:: What needs to be done ::
Check each line of the records below and collect those that include the word "Социальное".

begin

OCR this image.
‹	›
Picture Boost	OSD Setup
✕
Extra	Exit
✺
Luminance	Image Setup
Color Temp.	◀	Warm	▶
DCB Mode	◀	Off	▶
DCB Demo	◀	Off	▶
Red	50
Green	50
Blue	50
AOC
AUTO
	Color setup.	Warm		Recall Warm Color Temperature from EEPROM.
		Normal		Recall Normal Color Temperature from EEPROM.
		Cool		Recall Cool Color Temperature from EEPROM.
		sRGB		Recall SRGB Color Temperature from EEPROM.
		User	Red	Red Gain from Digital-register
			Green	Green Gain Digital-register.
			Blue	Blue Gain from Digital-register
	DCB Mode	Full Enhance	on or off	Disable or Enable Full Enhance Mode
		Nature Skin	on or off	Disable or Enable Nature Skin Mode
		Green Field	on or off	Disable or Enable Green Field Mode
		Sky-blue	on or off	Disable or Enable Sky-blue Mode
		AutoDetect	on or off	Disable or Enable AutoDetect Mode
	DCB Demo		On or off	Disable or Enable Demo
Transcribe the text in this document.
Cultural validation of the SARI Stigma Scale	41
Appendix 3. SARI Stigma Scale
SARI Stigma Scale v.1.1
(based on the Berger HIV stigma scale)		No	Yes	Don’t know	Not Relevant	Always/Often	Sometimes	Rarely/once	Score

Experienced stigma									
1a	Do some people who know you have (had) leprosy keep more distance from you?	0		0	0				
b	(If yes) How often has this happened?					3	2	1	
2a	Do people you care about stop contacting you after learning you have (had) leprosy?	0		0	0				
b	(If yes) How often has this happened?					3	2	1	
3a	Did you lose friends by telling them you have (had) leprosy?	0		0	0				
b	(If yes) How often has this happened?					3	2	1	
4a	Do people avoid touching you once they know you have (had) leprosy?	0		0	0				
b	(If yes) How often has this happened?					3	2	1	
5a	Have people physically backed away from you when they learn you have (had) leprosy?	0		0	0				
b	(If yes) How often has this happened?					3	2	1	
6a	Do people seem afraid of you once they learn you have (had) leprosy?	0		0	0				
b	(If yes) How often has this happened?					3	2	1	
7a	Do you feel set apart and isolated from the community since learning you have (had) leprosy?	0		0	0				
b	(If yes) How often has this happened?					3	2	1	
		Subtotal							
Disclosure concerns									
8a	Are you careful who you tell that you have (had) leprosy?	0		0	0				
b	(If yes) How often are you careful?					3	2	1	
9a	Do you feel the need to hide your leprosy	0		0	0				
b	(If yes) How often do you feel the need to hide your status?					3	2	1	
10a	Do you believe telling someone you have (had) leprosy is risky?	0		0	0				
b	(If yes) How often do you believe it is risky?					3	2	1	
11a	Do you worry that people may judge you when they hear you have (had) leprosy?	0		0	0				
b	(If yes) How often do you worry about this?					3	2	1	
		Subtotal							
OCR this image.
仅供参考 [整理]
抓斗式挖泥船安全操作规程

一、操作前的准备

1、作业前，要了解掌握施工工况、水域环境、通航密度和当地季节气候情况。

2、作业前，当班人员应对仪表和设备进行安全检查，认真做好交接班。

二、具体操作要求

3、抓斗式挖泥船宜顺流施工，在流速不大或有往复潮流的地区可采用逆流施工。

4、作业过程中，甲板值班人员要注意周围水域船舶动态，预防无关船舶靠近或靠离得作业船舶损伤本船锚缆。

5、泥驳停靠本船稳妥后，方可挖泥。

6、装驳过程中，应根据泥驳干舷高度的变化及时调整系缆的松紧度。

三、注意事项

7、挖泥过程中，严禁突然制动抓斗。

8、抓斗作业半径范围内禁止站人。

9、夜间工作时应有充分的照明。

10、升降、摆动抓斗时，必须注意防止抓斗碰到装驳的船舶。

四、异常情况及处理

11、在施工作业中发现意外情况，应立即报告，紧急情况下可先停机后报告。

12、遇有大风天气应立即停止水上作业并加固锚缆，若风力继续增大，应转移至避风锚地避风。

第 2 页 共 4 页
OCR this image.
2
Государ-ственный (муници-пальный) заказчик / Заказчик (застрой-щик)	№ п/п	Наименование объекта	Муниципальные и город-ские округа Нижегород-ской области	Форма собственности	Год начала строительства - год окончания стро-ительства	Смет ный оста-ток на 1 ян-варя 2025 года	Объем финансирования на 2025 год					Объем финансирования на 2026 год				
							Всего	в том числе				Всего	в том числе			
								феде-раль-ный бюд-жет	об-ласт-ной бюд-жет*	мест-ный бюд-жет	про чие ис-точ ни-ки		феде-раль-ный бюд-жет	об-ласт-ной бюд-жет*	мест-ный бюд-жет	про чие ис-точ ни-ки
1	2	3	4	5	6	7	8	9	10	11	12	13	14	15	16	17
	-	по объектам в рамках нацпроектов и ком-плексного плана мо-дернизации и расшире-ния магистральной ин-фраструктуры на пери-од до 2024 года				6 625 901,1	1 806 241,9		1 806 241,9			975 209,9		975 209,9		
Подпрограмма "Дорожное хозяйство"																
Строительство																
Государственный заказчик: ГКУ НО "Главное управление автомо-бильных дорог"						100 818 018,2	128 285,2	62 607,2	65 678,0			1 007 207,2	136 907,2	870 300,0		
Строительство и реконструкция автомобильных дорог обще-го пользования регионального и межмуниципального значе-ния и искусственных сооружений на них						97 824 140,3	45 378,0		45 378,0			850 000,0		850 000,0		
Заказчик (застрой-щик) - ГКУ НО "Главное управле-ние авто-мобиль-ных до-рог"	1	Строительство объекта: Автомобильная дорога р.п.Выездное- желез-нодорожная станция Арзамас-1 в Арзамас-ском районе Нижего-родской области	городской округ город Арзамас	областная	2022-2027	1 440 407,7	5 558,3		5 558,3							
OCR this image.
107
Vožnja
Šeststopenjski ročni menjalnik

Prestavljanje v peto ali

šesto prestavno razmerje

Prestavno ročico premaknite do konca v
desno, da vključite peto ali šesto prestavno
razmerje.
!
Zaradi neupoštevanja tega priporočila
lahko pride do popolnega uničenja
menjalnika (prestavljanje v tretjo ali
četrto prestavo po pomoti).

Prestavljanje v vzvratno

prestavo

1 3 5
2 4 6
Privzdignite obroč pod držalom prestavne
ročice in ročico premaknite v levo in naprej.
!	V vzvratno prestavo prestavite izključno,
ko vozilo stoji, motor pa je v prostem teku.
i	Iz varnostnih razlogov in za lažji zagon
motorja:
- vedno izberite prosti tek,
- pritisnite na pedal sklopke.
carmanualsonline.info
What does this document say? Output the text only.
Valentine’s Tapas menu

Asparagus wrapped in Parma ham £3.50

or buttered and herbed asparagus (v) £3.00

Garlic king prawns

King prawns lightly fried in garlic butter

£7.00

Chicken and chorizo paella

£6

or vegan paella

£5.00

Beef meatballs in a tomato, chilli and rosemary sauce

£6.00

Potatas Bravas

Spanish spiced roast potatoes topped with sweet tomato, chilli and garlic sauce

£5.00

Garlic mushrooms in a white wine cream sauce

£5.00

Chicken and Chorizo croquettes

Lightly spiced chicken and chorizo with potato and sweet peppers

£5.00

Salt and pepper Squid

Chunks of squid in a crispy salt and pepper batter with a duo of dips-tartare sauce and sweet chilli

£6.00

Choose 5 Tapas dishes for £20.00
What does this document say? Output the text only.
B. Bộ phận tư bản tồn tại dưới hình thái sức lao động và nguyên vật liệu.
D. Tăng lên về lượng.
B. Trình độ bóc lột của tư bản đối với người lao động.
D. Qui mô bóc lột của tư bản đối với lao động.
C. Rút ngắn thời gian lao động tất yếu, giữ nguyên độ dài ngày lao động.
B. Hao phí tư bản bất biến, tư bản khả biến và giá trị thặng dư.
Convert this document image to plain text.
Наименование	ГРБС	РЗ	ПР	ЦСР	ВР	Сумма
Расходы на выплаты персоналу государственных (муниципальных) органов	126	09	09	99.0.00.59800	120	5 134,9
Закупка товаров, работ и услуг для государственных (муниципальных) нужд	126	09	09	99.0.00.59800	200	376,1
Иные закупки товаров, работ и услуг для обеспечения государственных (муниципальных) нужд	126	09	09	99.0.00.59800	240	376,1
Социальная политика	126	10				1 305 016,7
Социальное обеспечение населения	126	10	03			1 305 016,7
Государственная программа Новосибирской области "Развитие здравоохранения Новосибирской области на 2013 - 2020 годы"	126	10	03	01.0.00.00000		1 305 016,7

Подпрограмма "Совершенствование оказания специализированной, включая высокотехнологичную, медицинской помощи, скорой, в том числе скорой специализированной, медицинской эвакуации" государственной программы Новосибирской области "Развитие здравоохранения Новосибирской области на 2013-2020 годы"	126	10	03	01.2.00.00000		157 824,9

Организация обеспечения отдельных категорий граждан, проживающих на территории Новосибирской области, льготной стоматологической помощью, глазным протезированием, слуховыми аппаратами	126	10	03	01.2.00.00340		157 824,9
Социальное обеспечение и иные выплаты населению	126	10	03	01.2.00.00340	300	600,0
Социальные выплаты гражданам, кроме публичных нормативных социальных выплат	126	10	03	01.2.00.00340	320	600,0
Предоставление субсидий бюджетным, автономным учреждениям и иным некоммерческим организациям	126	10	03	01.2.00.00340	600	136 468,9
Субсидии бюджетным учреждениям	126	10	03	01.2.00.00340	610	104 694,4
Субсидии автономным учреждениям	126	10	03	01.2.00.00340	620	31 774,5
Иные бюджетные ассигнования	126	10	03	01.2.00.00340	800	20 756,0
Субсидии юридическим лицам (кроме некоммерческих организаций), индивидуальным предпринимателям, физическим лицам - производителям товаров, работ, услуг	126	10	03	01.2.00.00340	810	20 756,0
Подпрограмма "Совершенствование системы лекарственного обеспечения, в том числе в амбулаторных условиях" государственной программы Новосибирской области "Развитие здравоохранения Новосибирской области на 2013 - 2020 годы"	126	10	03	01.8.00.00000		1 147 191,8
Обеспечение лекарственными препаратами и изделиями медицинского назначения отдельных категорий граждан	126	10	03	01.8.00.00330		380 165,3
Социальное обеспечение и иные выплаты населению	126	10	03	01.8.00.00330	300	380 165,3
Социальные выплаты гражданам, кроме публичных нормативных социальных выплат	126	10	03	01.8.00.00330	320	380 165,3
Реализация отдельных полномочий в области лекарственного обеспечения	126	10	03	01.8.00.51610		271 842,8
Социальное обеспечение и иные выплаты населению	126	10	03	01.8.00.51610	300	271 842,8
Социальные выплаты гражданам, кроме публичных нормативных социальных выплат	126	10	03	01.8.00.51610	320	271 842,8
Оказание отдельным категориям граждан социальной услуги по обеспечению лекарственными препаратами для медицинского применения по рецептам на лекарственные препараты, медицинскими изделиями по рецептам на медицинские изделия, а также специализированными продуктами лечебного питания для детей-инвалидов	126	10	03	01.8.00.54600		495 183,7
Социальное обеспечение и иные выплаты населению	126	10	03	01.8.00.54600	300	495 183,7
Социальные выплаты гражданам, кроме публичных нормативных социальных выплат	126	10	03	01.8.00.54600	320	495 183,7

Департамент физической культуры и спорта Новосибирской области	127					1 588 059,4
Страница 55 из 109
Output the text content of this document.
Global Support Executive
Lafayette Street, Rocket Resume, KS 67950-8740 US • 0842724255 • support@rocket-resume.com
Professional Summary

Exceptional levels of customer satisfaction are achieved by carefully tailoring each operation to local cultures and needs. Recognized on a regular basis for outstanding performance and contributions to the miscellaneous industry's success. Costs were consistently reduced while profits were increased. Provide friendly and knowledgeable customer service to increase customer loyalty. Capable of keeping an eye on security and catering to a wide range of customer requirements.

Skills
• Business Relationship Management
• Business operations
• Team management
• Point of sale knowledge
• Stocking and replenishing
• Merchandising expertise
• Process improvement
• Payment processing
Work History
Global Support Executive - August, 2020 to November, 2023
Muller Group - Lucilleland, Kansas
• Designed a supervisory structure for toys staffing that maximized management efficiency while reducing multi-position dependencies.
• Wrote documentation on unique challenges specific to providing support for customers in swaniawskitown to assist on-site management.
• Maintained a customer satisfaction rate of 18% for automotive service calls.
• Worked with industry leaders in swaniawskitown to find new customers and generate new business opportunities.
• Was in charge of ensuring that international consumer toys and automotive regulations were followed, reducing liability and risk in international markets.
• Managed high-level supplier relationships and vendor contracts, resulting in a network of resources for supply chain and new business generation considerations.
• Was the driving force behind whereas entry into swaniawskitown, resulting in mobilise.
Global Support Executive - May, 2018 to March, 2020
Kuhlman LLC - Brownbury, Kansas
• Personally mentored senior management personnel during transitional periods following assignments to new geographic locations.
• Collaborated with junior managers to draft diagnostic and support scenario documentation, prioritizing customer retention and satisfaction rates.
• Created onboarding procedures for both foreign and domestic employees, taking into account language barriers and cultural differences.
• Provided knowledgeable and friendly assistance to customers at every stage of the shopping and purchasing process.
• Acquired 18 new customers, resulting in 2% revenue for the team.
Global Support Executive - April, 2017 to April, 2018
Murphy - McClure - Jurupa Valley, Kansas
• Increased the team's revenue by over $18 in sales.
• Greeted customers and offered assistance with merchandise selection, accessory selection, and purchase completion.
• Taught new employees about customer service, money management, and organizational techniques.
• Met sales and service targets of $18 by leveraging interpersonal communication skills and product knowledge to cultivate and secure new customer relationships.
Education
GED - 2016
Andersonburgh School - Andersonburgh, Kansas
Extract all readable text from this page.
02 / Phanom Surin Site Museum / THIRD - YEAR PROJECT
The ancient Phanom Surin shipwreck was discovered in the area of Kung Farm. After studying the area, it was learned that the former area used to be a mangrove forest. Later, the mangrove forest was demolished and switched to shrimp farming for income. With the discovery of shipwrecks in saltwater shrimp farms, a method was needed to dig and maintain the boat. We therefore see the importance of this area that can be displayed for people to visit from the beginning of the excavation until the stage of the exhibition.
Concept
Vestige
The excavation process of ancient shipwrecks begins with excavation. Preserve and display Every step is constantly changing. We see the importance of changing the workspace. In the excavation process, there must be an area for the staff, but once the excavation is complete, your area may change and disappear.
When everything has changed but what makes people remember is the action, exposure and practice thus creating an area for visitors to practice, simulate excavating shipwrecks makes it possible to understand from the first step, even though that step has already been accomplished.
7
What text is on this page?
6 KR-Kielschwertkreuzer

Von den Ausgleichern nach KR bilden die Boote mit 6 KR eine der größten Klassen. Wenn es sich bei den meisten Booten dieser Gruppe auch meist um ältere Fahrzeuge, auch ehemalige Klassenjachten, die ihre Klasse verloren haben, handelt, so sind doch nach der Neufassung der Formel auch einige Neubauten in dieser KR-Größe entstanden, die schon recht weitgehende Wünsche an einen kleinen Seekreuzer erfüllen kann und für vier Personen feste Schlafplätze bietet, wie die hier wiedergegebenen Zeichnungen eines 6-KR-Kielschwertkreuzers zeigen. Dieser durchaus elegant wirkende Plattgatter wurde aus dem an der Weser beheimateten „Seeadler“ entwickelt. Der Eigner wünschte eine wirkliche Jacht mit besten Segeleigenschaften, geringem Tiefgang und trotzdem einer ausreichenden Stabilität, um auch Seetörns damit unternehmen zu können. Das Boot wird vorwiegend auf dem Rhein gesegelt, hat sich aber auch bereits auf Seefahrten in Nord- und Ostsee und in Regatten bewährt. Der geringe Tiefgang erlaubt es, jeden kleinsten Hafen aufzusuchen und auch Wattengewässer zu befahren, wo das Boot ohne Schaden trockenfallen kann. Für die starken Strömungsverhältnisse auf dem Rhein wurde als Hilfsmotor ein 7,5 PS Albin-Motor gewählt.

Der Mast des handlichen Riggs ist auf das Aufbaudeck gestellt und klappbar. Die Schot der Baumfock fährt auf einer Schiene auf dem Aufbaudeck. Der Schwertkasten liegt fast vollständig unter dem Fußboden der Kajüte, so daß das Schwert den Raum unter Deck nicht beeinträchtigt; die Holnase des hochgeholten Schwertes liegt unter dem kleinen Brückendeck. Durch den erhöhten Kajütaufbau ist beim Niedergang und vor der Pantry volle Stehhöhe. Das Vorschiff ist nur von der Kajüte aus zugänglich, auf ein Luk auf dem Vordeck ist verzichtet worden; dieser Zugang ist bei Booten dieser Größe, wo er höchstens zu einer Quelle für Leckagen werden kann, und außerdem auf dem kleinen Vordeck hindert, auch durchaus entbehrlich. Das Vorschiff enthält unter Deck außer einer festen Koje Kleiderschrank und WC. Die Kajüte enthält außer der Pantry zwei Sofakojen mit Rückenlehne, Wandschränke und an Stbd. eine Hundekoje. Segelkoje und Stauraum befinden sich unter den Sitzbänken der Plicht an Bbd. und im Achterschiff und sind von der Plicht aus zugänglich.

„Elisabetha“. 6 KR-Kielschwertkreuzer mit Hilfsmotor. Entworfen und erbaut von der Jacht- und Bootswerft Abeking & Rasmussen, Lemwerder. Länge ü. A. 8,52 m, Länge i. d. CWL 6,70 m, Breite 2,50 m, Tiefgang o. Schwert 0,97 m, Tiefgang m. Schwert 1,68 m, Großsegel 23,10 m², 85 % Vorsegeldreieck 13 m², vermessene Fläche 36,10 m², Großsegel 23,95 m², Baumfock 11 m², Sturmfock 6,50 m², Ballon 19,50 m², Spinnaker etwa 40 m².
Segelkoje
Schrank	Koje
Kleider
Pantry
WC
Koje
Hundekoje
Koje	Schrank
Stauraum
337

end

:: Solution to this exercise ::
Социальное обеспечение населения	126	10	03			1 305 016,7
Социальное обеспечение и иные выплаты населению	126	10	03	01.2.00.00340	300	600,0
Социальное обеспечение и иные выплаты населению	126	10	03	01.8.00.00330	300	380 165,3
Социальное обеспечение и иные выплаты населению	126	10	03	01.8.00.51610	300	271 842,8
Социальное обеспечение и иные выплаты населению	126	10	03	01.8.00.54600	300	495 183,7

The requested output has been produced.